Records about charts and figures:
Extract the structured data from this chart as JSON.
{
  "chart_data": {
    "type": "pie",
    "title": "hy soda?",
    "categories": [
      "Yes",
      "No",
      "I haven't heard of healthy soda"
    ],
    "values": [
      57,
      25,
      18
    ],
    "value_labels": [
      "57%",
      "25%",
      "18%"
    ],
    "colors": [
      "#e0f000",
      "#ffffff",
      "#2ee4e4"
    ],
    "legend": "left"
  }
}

Given problem:
Check every line of the data above for the string "soda", and copy those that have it.

Correct answer:
    "title": "hy soda?",
      "I haven't heard of healthy soda"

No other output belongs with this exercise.